_Task details:_ Your answer should be a single number: the count of lines in the material below that hold "this".

_Excerpted data:_
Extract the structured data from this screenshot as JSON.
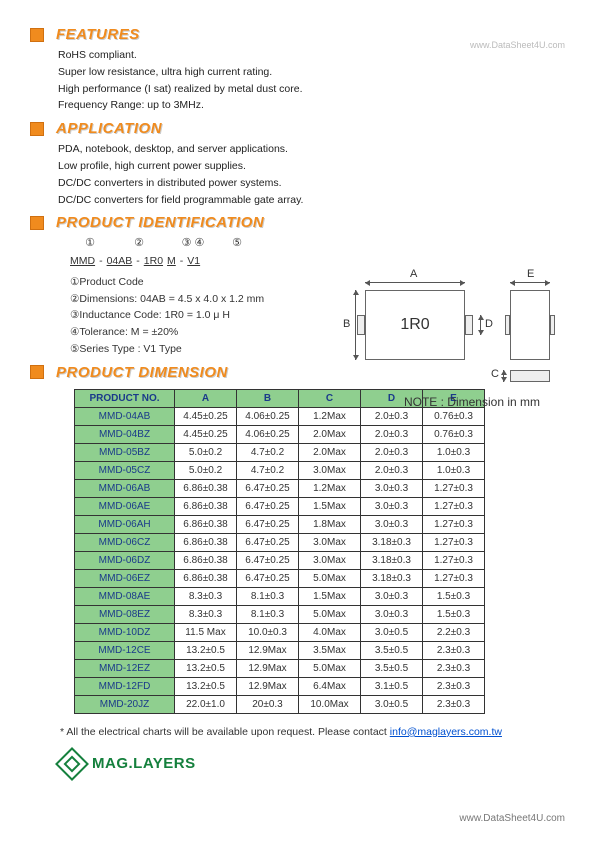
{
  "watermark_top": "www.DataSheet4U.com",
  "watermark_bottom": "www.DataSheet4U.com",
  "sections": {
    "features": {
      "title": "FEATURES",
      "lines": [
        "RoHS compliant.",
        "Super low resistance, ultra high current rating.",
        "High performance (I sat) realized by metal dust core.",
        "Frequency Range: up to 3MHz."
      ]
    },
    "application": {
      "title": "APPLICATION",
      "lines": [
        "PDA, notebook, desktop, and server applications.",
        "Low profile, high current power supplies.",
        "DC/DC converters in distributed power systems.",
        "DC/DC converters for field programmable gate array."
      ]
    },
    "identification": {
      "title": "PRODUCT IDENTIFICATION",
      "nums": [
        "①",
        "②",
        "③  ④",
        "⑤"
      ],
      "code_parts": [
        "MMD",
        "-",
        "04AB",
        "-",
        "1R0",
        "M",
        "-",
        "V1"
      ],
      "legend": [
        "①Product Code",
        "②Dimensions: 04AB = 4.5 x 4.0 x 1.2 mm",
        "③Inductance Code: 1R0 = 1.0 μ H",
        "④Tolerance: M = ±20%",
        "⑤Series Type : V1 Type"
      ]
    },
    "dimension": {
      "title": "PRODUCT DIMENSION"
    }
  },
  "diagram": {
    "box_label": "1R0",
    "labels": {
      "A": "A",
      "B": "B",
      "C": "C",
      "D": "D",
      "E": "E"
    }
  },
  "note": "NOTE  :  Dimension in mm",
  "table": {
    "headers": [
      "PRODUCT NO.",
      "A",
      "B",
      "C",
      "D",
      "E"
    ],
    "rows": [
      [
        "MMD-04AB",
        "4.45±0.25",
        "4.06±0.25",
        "1.2Max",
        "2.0±0.3",
        "0.76±0.3"
      ],
      [
        "MMD-04BZ",
        "4.45±0.25",
        "4.06±0.25",
        "2.0Max",
        "2.0±0.3",
        "0.76±0.3"
      ],
      [
        "MMD-05BZ",
        "5.0±0.2",
        "4.7±0.2",
        "2.0Max",
        "2.0±0.3",
        "1.0±0.3"
      ],
      [
        "MMD-05CZ",
        "5.0±0.2",
        "4.7±0.2",
        "3.0Max",
        "2.0±0.3",
        "1.0±0.3"
      ],
      [
        "MMD-06AB",
        "6.86±0.38",
        "6.47±0.25",
        "1.2Max",
        "3.0±0.3",
        "1.27±0.3"
      ],
      [
        "MMD-06AE",
        "6.86±0.38",
        "6.47±0.25",
        "1.5Max",
        "3.0±0.3",
        "1.27±0.3"
      ],
      [
        "MMD-06AH",
        "6.86±0.38",
        "6.47±0.25",
        "1.8Max",
        "3.0±0.3",
        "1.27±0.3"
      ],
      [
        "MMD-06CZ",
        "6.86±0.38",
        "6.47±0.25",
        "3.0Max",
        "3.18±0.3",
        "1.27±0.3"
      ],
      [
        "MMD-06DZ",
        "6.86±0.38",
        "6.47±0.25",
        "3.0Max",
        "3.18±0.3",
        "1.27±0.3"
      ],
      [
        "MMD-06EZ",
        "6.86±0.38",
        "6.47±0.25",
        "5.0Max",
        "3.18±0.3",
        "1.27±0.3"
      ],
      [
        "MMD-08AE",
        "8.3±0.3",
        "8.1±0.3",
        "1.5Max",
        "3.0±0.3",
        "1.5±0.3"
      ],
      [
        "MMD-08EZ",
        "8.3±0.3",
        "8.1±0.3",
        "5.0Max",
        "3.0±0.3",
        "1.5±0.3"
      ],
      [
        "MMD-10DZ",
        "11.5 Max",
        "10.0±0.3",
        "4.0Max",
        "3.0±0.5",
        "2.2±0.3"
      ],
      [
        "MMD-12CE",
        "13.2±0.5",
        "12.9Max",
        "3.5Max",
        "3.5±0.5",
        "2.3±0.3"
      ],
      [
        "MMD-12EZ",
        "13.2±0.5",
        "12.9Max",
        "5.0Max",
        "3.5±0.5",
        "2.3±0.3"
      ],
      [
        "MMD-12FD",
        "13.2±0.5",
        "12.9Max",
        "6.4Max",
        "3.1±0.5",
        "2.3±0.3"
      ],
      [
        "MMD-20JZ",
        "22.0±1.0",
        "20±0.3",
        "10.0Max",
        "3.0±0.5",
        "2.3±0.3"
      ]
    ]
  },
  "footer_note": {
    "prefix": "* All the electrical charts will be available upon request.    Please contact ",
    "link_text": "info@maglayers.com.tw"
  },
  "brand": "MAG.LAYERS",
  "colors": {
    "accent": "#f08b1e",
    "table_green": "#8fcf8f",
    "table_text": "#1a3a8a",
    "brand_green": "#15803d"
  }
}
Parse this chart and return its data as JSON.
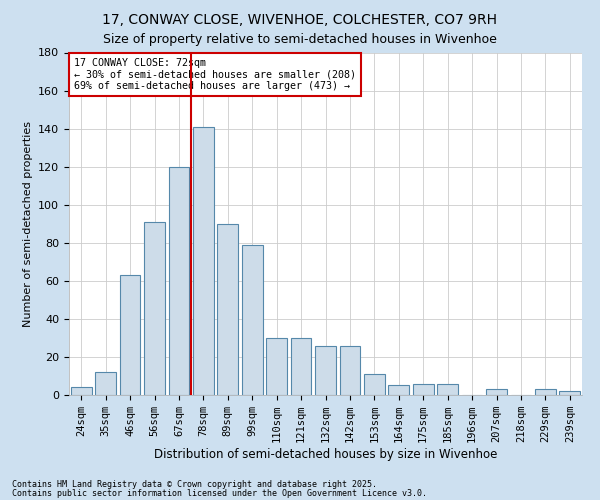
{
  "title1": "17, CONWAY CLOSE, WIVENHOE, COLCHESTER, CO7 9RH",
  "title2": "Size of property relative to semi-detached houses in Wivenhoe",
  "xlabel": "Distribution of semi-detached houses by size in Wivenhoe",
  "ylabel": "Number of semi-detached properties",
  "categories": [
    "24sqm",
    "35sqm",
    "46sqm",
    "56sqm",
    "67sqm",
    "78sqm",
    "89sqm",
    "99sqm",
    "110sqm",
    "121sqm",
    "132sqm",
    "142sqm",
    "153sqm",
    "164sqm",
    "175sqm",
    "185sqm",
    "196sqm",
    "207sqm",
    "218sqm",
    "229sqm",
    "239sqm"
  ],
  "values": [
    4,
    12,
    63,
    91,
    120,
    141,
    90,
    79,
    30,
    30,
    26,
    26,
    11,
    5,
    6,
    6,
    0,
    3,
    0,
    3,
    2
  ],
  "bar_color": "#cddce9",
  "bar_edge_color": "#5588aa",
  "vline_x": 4.5,
  "vline_color": "#cc0000",
  "annotation_title": "17 CONWAY CLOSE: 72sqm",
  "annotation_line1": "← 30% of semi-detached houses are smaller (208)",
  "annotation_line2": "69% of semi-detached houses are larger (473) →",
  "annotation_box_color": "#ffffff",
  "annotation_box_edge_color": "#cc0000",
  "ylim": [
    0,
    180
  ],
  "yticks": [
    0,
    20,
    40,
    60,
    80,
    100,
    120,
    140,
    160,
    180
  ],
  "footnote1": "Contains HM Land Registry data © Crown copyright and database right 2025.",
  "footnote2": "Contains public sector information licensed under the Open Government Licence v3.0.",
  "fig_bg_color": "#cde0f0",
  "plot_bg_color": "#ffffff",
  "grid_color": "#cccccc",
  "title1_fontsize": 10,
  "title2_fontsize": 9
}
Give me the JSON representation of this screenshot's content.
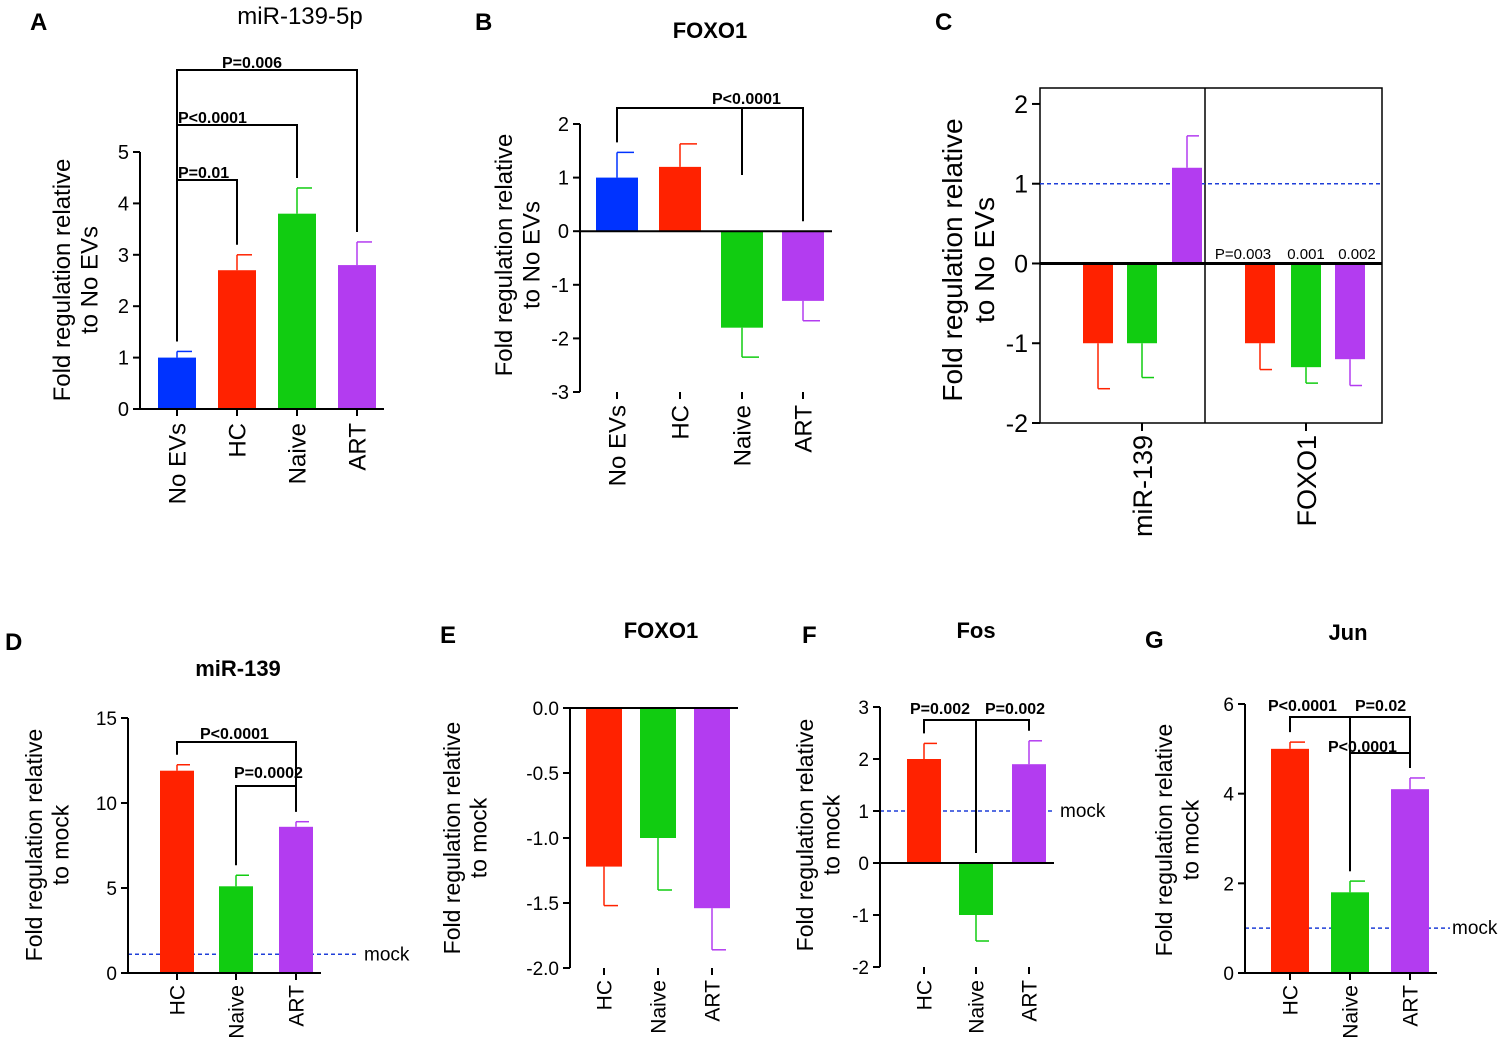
{
  "colors": {
    "no_evs": "#0033FF",
    "hc": "#FF2200",
    "naive": "#11CC11",
    "art": "#B33CF0",
    "mock_line": "#1F3FD8",
    "axis": "#000000"
  },
  "chart_data": [
    {
      "panel": "A",
      "type": "bar",
      "title": "miR-139-5p",
      "ylabel_lines": [
        "Fold regulation relative",
        "to No EVs"
      ],
      "categories": [
        "No EVs",
        "HC",
        "Naive",
        "ART"
      ],
      "values": [
        1.0,
        2.7,
        3.8,
        2.8
      ],
      "errors": [
        0.12,
        0.3,
        0.5,
        0.45
      ],
      "color_keys": [
        "no_evs",
        "hc",
        "naive",
        "art"
      ],
      "ylim": [
        0,
        5
      ],
      "yticks": [
        0,
        1,
        2,
        3,
        4,
        5
      ],
      "brackets": [
        {
          "label": "P=0.01",
          "from": 0,
          "to": 1
        },
        {
          "label": "P<0.0001",
          "from": 0,
          "to": 2
        },
        {
          "label": "P=0.006",
          "from": 0,
          "to": 3
        }
      ]
    },
    {
      "panel": "B",
      "type": "bar",
      "title": "FOXO1",
      "ylabel_lines": [
        "Fold regulation relative",
        "to No EVs"
      ],
      "categories": [
        "No EVs",
        "HC",
        "Naive",
        "ART"
      ],
      "values": [
        1.0,
        1.2,
        -1.8,
        -1.3
      ],
      "errors": [
        0.47,
        0.43,
        0.55,
        0.37
      ],
      "color_keys": [
        "no_evs",
        "hc",
        "naive",
        "art"
      ],
      "ylim": [
        -3,
        2
      ],
      "yticks": [
        -3,
        -2,
        -1,
        0,
        1,
        2
      ],
      "brackets": [
        {
          "label": "P<0.0001",
          "from": 0,
          "to": 3
        }
      ]
    },
    {
      "panel": "C",
      "type": "bar",
      "title": "",
      "ylabel_lines": [
        "Fold regulation relative",
        "to No EVs"
      ],
      "groups": [
        "miR-139",
        "FOXO1"
      ],
      "series_colors": [
        "hc",
        "naive",
        "art"
      ],
      "values": [
        [
          -1.0,
          -1.0,
          1.2
        ],
        [
          -1.0,
          -1.3,
          -1.2
        ]
      ],
      "errors": [
        [
          0.57,
          0.43,
          0.4
        ],
        [
          0.33,
          0.2,
          0.33
        ]
      ],
      "ylim": [
        -2,
        2.2
      ],
      "yticks": [
        -2,
        -1,
        0,
        1,
        2
      ],
      "reference_line": 1,
      "pvalues": [
        "P=0.003",
        "0.001",
        "0.002"
      ]
    },
    {
      "panel": "D",
      "type": "bar",
      "title": "miR-139",
      "ylabel_lines": [
        "Fold regulation relative",
        "to mock"
      ],
      "categories": [
        "HC",
        "Naive",
        "ART"
      ],
      "values": [
        11.9,
        5.1,
        8.6
      ],
      "errors": [
        0.35,
        0.65,
        0.3
      ],
      "color_keys": [
        "hc",
        "naive",
        "art"
      ],
      "ylim": [
        0,
        15
      ],
      "yticks": [
        0,
        5,
        10,
        15
      ],
      "reference_line": 1.1,
      "reference_label": "mock",
      "brackets": [
        {
          "label": "P<0.0001",
          "from": 0,
          "to": 2
        },
        {
          "label": "P=0.0002",
          "from": 1,
          "to": 2
        }
      ]
    },
    {
      "panel": "E",
      "type": "bar",
      "title": "FOXO1",
      "ylabel_lines": [
        "Fold regulation relative",
        "to mock"
      ],
      "categories": [
        "HC",
        "Naive",
        "ART"
      ],
      "values": [
        -1.22,
        -1.0,
        -1.54
      ],
      "errors": [
        0.3,
        0.4,
        0.32
      ],
      "color_keys": [
        "hc",
        "naive",
        "art"
      ],
      "ylim": [
        -2.0,
        0.0
      ],
      "yticks": [
        -2.0,
        -1.5,
        -1.0,
        -0.5,
        0.0
      ],
      "ytick_labels": [
        "-2.0",
        "-1.5",
        "-1.0",
        "-0.5",
        "0.0"
      ]
    },
    {
      "panel": "F",
      "type": "bar",
      "title": "Fos",
      "ylabel_lines": [
        "Fold regulation relative",
        "to mock"
      ],
      "categories": [
        "HC",
        "Naive",
        "ART"
      ],
      "values": [
        2.0,
        -1.0,
        1.9
      ],
      "errors": [
        0.3,
        0.5,
        0.45
      ],
      "color_keys": [
        "hc",
        "naive",
        "art"
      ],
      "ylim": [
        -2,
        3
      ],
      "yticks": [
        -2,
        -1,
        0,
        1,
        2,
        3
      ],
      "reference_line": 1,
      "reference_label": "mock",
      "brackets": [
        {
          "label": "P=0.002",
          "from": 0,
          "to": 1
        },
        {
          "label": "P=0.002",
          "from": 1,
          "to": 2
        }
      ]
    },
    {
      "panel": "G",
      "type": "bar",
      "title": "Jun",
      "ylabel_lines": [
        "Fold regulation relative",
        "to mock"
      ],
      "categories": [
        "HC",
        "Naive",
        "ART"
      ],
      "values": [
        5.0,
        1.8,
        4.1
      ],
      "errors": [
        0.15,
        0.25,
        0.25
      ],
      "color_keys": [
        "hc",
        "naive",
        "art"
      ],
      "ylim": [
        0,
        6
      ],
      "yticks": [
        0,
        2,
        4,
        6
      ],
      "reference_line": 1,
      "reference_label": "mock",
      "brackets": [
        {
          "label": "P<0.0001",
          "from": 0,
          "to": 1
        },
        {
          "label": "P=0.02",
          "from": 1,
          "to": 2
        },
        {
          "label": "P<0.0001",
          "from": 1,
          "to": 2
        }
      ]
    }
  ]
}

_Response to the exercise:_ 3